## Brief
Scan each line of the records for the word "computing" and extract the ones that have it.

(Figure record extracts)
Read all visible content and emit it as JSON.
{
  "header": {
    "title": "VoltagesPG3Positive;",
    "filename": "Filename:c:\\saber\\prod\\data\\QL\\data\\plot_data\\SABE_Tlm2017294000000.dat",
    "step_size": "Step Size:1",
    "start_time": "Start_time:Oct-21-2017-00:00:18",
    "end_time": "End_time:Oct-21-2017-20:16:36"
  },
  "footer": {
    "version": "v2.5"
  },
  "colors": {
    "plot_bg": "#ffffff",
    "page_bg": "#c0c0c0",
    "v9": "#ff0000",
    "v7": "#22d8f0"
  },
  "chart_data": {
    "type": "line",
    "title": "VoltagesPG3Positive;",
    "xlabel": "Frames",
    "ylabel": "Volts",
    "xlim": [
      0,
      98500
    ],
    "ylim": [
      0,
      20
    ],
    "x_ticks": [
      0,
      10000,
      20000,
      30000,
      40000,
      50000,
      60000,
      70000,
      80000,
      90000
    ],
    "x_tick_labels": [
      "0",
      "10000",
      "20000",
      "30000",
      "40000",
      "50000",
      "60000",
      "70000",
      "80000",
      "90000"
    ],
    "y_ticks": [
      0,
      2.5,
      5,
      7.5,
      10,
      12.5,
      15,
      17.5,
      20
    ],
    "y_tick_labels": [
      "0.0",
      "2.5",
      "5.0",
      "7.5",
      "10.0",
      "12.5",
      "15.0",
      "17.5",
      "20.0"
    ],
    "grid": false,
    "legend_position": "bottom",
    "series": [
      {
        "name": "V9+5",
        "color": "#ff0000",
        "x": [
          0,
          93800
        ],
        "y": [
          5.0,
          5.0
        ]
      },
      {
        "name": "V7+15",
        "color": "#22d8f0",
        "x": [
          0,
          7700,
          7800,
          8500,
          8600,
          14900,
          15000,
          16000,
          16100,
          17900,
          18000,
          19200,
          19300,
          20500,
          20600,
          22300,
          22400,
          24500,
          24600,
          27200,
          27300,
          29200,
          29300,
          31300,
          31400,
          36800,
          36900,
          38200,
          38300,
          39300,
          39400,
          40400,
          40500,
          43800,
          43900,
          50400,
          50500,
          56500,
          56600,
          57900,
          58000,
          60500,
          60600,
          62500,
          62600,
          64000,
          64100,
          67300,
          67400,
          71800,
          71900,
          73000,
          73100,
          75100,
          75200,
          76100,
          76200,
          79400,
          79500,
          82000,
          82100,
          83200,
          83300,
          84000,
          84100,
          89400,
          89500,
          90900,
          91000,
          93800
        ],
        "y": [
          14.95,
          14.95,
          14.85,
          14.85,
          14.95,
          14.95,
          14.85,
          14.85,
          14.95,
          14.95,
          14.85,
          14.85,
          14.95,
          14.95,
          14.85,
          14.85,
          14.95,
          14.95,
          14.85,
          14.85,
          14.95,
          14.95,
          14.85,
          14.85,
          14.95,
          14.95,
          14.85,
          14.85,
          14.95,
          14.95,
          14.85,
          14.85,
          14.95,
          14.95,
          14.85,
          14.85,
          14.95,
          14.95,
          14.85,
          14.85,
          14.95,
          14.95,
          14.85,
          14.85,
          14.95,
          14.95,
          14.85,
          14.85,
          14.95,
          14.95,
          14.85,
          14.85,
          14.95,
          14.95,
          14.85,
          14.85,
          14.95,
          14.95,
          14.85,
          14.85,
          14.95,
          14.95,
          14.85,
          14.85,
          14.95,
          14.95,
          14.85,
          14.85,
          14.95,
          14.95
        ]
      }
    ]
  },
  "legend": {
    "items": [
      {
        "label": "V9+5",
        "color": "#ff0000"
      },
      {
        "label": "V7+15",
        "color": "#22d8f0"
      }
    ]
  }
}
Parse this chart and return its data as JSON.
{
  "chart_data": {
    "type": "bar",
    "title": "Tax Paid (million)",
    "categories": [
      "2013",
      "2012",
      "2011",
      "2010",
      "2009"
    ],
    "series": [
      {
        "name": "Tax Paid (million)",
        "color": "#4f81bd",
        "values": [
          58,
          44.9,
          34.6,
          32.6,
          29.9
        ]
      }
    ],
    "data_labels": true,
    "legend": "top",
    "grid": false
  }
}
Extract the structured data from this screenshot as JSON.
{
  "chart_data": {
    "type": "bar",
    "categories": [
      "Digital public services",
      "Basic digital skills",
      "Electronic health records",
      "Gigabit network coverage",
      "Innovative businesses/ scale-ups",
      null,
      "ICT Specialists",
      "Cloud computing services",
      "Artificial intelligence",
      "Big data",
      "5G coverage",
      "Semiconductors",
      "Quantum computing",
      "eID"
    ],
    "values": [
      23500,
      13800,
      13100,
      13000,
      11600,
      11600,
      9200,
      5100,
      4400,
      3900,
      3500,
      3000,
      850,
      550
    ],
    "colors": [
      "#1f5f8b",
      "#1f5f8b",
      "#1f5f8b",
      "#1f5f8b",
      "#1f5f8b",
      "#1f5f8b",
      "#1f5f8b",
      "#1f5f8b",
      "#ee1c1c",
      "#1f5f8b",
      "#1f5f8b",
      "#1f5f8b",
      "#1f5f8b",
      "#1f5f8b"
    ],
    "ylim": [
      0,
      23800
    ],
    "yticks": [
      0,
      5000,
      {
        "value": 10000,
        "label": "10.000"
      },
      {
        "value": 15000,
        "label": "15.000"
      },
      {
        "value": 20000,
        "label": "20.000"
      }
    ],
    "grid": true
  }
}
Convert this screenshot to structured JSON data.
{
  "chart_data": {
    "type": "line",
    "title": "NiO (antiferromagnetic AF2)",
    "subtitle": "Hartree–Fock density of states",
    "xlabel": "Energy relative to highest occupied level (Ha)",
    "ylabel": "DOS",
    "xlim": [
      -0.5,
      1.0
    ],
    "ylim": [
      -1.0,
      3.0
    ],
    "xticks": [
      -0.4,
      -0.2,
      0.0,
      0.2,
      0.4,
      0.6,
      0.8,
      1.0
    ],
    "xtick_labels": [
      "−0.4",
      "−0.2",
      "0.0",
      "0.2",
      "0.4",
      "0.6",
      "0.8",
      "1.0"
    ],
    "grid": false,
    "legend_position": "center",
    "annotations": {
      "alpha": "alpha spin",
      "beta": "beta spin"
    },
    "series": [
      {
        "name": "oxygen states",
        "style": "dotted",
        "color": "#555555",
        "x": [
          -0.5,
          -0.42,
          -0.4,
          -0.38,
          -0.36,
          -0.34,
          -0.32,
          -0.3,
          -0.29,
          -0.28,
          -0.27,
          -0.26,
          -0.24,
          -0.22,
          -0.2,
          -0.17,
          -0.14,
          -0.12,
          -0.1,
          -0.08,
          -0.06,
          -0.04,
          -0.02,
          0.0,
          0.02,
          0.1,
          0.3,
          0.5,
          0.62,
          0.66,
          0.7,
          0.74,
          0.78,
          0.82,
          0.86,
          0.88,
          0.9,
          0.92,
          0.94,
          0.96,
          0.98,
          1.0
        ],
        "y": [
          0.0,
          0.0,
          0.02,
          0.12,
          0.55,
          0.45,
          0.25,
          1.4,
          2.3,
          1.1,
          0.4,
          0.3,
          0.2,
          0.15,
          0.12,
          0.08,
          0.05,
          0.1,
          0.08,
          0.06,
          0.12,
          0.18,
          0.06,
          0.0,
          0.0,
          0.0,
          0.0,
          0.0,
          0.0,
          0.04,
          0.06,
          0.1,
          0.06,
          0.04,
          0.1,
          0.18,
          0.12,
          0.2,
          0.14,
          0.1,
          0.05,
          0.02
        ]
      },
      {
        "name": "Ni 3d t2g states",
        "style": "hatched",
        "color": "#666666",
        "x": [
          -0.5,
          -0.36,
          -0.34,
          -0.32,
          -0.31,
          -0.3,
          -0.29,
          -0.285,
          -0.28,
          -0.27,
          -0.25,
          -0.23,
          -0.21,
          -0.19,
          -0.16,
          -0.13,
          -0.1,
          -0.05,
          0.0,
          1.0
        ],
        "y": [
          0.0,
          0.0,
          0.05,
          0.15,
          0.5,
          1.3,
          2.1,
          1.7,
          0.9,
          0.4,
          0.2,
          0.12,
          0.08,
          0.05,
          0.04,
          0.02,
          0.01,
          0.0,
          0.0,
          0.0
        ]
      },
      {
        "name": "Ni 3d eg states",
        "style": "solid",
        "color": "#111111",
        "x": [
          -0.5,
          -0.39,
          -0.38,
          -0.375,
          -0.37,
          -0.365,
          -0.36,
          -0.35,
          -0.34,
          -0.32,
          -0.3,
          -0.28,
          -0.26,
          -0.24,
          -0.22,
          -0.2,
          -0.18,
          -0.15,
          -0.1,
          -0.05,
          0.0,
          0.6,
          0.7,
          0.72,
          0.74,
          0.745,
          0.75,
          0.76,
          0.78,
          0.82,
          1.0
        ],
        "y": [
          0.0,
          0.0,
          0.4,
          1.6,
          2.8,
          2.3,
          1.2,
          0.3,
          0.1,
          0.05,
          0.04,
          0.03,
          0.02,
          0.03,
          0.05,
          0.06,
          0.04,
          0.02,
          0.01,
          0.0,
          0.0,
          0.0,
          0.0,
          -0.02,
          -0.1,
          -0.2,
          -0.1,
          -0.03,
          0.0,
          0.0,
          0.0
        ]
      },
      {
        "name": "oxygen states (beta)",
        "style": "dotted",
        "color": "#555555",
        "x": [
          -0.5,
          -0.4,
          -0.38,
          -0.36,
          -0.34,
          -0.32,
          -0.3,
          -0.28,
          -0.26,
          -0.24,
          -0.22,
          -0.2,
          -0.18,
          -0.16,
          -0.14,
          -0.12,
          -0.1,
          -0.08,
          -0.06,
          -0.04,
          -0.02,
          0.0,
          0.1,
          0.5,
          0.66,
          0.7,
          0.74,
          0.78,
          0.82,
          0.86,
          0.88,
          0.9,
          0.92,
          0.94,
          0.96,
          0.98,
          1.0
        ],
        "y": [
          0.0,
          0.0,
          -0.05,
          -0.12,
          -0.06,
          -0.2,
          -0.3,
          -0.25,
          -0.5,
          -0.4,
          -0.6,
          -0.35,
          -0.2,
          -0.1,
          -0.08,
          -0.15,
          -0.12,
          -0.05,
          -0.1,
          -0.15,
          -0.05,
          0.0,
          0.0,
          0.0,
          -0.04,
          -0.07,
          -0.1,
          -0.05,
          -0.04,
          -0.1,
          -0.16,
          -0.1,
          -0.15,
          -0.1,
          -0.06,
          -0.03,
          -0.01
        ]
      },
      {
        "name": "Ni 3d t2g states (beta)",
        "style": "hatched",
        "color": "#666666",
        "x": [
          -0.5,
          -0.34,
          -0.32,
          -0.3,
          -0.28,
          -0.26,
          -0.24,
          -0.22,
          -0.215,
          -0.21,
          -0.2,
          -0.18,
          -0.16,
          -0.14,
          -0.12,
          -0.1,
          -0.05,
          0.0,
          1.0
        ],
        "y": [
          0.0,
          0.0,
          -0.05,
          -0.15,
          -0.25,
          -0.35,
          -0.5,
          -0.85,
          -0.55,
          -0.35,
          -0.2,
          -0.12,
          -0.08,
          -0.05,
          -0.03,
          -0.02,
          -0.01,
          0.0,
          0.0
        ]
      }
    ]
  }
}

## Final answer
      "Cloud computing services",
      "Quantum computing",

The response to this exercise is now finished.